[Records from a data collection]
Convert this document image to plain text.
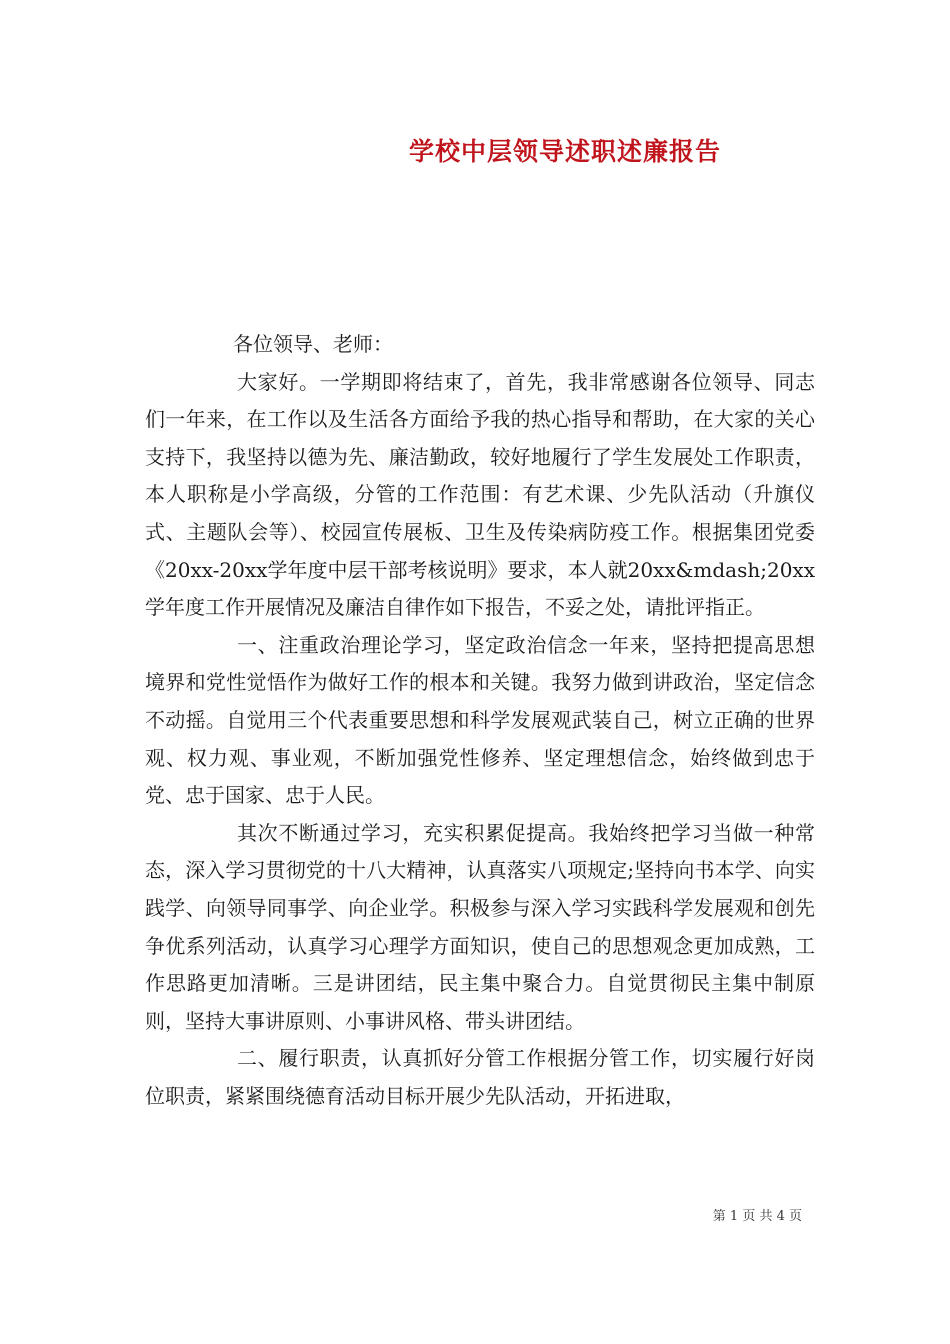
学校中层领导述职述廉报告

各位领导、老师：

大家好。一学期即将结束了，首先，我非常感谢各位领导、同志们一年来，在工作以及生活各方面给予我的热心指导和帮助，在大家的关心支持下，我坚持以德为先、廉洁勤政，较好地履行了学生发展处工作职责，本人职称是小学高级，分管的工作范围：有艺术课、少先队活动（升旗仪式、主题队会等）、校园宣传展板、卫生及传染病防疫工作。根据集团党委《20xx-20xx学年度中层干部考核说明》要求，本人就20xx&mdash;20xx学年度工作开展情况及廉洁自律作如下报告，不妥之处，请批评指正。

一、注重政治理论学习，坚定政治信念一年来，坚持把提高思想境界和党性觉悟作为做好工作的根本和关键。我努力做到讲政治，坚定信念不动摇。自觉用三个代表重要思想和科学发展观武装自己，树立正确的世界观、权力观、事业观，不断加强党性修养、坚定理想信念，始终做到忠于党、忠于国家、忠于人民。

其次不断通过学习，充实积累促提高。我始终把学习当做一种常态，深入学习贯彻党的十八大精神，认真落实八项规定;坚持向书本学、向实践学、向领导同事学、向企业学。积极参与深入学习实践科学发展观和创先争优系列活动，认真学习心理学方面知识，使自己的思想观念更加成熟，工作思路更加清晰。三是讲团结，民主集中聚合力。自觉贯彻民主集中制原则，坚持大事讲原则、小事讲风格、带头讲团结。

二、履行职责，认真抓好分管工作根据分管工作，切实履行好岗位职责，紧紧围绕德育活动目标开展少先队活动，开拓进取，

第 1 页 共 4 页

_Set exercise_
Transcribe every line in the entries above, taking out only the images.

_Solution for this task_
Convert this document image to plain text.
学校中层领导述职述廉报告

各位领导、老师：

大家好。一学期即将结束了，首先，我非常感谢各位领导、同志们一年来，在工作以及生活各方面给予我的热心指导和帮助，在大家的关心支持下，我坚持以德为先、廉洁勤政，较好地履行了学生发展处工作职责，本人职称是小学高级，分管的工作范围：有艺术课、少先队活动（升旗仪式、主题队会等）、校园宣传展板、卫生及传染病防疫工作。根据集团党委《20xx-20xx学年度中层干部考核说明》要求，本人就20xx&mdash;20xx学年度工作开展情况及廉洁自律作如下报告，不妥之处，请批评指正。

一、注重政治理论学习，坚定政治信念一年来，坚持把提高思想境界和党性觉悟作为做好工作的根本和关键。我努力做到讲政治，坚定信念不动摇。自觉用三个代表重要思想和科学发展观武装自己，树立正确的世界观、权力观、事业观，不断加强党性修养、坚定理想信念，始终做到忠于党、忠于国家、忠于人民。

其次不断通过学习，充实积累促提高。我始终把学习当做一种常态，深入学习贯彻党的十八大精神，认真落实八项规定;坚持向书本学、向实践学、向领导同事学、向企业学。积极参与深入学习实践科学发展观和创先争优系列活动，认真学习心理学方面知识，使自己的思想观念更加成熟，工作思路更加清晰。三是讲团结，民主集中聚合力。自觉贯彻民主集中制原则，坚持大事讲原则、小事讲风格、带头讲团结。

二、履行职责，认真抓好分管工作根据分管工作，切实履行好岗位职责，紧紧围绕德育活动目标开展少先队活动，开拓进取，

第 1 页 共 4 页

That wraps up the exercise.